Work to complete: Search the listing below for "exam". Copy each matching line.

Records to use:
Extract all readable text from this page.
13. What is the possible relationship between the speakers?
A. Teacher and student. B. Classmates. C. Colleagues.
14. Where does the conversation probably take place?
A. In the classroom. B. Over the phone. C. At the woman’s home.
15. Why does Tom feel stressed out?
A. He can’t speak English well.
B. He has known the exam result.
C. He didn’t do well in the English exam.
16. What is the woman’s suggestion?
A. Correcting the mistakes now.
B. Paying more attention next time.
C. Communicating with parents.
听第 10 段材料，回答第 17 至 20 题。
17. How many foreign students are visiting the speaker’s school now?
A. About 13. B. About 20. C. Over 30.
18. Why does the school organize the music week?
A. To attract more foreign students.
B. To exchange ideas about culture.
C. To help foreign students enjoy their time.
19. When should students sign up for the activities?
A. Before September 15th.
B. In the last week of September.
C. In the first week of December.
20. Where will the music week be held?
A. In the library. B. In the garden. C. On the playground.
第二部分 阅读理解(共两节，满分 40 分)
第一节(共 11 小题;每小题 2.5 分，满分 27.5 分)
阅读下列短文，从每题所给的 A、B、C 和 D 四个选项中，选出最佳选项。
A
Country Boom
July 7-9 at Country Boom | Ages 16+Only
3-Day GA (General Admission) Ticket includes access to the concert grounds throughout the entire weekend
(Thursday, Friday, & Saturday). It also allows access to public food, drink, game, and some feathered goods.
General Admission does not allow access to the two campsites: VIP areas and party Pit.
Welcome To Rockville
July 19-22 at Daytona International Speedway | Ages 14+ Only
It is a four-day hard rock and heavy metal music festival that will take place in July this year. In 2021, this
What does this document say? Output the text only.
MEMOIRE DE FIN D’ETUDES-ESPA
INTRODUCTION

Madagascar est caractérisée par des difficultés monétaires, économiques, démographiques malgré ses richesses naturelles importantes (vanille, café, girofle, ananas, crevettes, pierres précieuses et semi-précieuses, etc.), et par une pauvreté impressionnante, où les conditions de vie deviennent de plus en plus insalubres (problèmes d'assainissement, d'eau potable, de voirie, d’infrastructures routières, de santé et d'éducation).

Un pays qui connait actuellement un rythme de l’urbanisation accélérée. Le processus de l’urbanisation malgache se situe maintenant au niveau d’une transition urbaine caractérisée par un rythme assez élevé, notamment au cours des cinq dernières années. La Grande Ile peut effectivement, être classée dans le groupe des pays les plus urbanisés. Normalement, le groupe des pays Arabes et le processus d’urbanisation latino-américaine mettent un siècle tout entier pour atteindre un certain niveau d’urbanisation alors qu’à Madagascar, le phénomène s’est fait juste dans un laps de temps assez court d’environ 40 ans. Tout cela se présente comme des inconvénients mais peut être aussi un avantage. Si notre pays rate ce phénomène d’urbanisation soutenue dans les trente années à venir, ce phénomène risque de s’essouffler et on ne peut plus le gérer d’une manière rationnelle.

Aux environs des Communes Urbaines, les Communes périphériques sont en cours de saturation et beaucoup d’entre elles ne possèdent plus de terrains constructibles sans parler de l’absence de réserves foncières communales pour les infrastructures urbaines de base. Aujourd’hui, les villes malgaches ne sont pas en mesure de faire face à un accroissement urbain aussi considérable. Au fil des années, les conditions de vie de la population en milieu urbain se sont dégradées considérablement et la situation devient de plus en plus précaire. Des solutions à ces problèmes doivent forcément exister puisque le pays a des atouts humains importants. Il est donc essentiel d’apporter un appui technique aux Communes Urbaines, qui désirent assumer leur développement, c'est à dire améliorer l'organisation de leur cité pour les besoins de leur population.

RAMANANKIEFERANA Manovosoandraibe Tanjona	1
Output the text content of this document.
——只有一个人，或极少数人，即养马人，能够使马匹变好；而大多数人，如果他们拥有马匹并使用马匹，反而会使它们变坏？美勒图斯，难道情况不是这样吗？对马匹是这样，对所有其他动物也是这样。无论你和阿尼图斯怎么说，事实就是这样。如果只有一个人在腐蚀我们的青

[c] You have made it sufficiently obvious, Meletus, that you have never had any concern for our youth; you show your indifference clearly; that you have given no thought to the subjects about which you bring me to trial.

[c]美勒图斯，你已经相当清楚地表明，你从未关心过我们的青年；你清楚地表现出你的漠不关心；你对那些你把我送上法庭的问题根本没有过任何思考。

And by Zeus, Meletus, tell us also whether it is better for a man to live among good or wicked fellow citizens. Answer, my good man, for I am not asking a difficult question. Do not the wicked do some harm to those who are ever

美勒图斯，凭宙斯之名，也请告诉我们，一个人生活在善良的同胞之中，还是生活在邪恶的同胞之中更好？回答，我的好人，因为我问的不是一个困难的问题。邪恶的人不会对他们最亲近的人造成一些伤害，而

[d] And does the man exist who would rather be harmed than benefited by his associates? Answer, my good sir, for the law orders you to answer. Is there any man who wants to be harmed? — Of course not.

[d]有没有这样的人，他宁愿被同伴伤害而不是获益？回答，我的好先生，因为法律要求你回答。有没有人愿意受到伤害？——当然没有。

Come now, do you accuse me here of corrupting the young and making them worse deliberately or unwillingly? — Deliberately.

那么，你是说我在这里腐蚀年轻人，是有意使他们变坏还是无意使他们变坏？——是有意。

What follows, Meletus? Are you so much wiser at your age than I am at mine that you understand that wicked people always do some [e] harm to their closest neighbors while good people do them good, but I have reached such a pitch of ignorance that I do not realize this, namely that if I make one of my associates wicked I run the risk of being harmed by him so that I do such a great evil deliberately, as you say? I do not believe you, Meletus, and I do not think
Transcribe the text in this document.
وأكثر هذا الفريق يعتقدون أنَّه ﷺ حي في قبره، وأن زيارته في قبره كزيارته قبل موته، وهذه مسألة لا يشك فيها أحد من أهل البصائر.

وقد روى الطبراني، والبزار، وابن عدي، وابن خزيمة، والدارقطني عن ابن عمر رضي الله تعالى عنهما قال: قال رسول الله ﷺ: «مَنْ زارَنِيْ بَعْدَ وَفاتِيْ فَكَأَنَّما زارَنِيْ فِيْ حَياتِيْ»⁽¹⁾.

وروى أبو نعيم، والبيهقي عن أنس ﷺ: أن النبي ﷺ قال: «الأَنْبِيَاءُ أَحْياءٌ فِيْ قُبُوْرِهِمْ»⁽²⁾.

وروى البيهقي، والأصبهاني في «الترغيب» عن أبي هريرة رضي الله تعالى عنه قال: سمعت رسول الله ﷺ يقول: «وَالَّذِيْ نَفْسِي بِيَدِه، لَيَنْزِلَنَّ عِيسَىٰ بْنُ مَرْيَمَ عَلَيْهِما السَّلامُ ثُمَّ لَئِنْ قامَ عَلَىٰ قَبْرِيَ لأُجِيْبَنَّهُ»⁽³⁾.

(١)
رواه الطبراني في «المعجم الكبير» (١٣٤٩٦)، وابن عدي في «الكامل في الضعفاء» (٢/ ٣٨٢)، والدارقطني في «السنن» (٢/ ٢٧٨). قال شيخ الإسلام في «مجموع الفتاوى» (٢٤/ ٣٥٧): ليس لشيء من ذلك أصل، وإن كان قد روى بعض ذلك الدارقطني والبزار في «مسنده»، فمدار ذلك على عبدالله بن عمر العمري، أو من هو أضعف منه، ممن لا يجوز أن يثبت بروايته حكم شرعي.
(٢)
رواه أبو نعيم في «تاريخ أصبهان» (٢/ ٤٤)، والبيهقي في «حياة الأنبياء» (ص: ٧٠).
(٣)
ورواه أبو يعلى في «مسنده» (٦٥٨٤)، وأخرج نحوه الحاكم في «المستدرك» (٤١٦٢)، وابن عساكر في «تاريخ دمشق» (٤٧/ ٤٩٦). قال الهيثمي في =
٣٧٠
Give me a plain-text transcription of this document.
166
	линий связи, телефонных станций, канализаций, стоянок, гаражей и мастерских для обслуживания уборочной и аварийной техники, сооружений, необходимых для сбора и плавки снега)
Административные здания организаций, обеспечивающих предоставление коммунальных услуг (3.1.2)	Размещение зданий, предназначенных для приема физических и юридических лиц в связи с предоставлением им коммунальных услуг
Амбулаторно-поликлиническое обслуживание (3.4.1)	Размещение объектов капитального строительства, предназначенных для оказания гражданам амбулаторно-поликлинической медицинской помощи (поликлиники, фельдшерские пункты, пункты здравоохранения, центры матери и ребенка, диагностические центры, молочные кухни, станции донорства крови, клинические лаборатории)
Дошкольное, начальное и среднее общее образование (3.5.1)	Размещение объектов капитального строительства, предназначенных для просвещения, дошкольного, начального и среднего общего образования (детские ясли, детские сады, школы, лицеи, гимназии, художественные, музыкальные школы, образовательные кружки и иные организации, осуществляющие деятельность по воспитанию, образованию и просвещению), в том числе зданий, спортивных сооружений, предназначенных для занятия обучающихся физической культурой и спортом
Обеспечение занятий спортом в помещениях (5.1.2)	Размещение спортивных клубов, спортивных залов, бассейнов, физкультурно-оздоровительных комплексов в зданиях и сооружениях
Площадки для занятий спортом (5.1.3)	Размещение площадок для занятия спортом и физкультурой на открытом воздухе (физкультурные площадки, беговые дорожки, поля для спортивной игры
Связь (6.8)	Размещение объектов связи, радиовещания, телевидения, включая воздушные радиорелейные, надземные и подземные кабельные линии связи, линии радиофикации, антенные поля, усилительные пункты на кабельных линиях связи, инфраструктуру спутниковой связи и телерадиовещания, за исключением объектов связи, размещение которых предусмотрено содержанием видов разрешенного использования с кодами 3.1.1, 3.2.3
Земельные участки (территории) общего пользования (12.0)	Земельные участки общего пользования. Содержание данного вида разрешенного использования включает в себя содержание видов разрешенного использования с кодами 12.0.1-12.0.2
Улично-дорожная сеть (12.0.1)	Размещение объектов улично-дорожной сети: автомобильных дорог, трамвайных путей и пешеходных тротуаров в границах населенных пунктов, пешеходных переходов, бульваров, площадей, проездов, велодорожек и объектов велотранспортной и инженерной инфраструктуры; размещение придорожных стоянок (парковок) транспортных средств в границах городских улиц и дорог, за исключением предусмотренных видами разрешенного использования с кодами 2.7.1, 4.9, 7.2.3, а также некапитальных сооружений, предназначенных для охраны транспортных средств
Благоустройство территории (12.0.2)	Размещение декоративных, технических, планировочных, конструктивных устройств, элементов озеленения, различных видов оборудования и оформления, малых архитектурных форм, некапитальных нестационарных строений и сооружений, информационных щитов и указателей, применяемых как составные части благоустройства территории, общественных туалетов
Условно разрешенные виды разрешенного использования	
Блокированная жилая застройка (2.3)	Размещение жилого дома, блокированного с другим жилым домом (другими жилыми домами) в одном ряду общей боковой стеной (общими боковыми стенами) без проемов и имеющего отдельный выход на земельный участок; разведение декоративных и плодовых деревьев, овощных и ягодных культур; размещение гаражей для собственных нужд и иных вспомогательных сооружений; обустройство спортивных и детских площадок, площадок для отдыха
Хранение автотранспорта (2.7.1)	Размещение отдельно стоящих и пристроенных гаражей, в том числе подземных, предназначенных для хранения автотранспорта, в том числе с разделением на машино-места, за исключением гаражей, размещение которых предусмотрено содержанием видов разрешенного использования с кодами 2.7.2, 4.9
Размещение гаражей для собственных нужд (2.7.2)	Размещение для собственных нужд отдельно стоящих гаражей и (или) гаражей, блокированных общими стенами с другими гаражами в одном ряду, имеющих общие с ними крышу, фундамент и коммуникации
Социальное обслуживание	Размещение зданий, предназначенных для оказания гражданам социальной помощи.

Output of the task:
B. He has known the exam result.
C. He didn’t do well in the English exam.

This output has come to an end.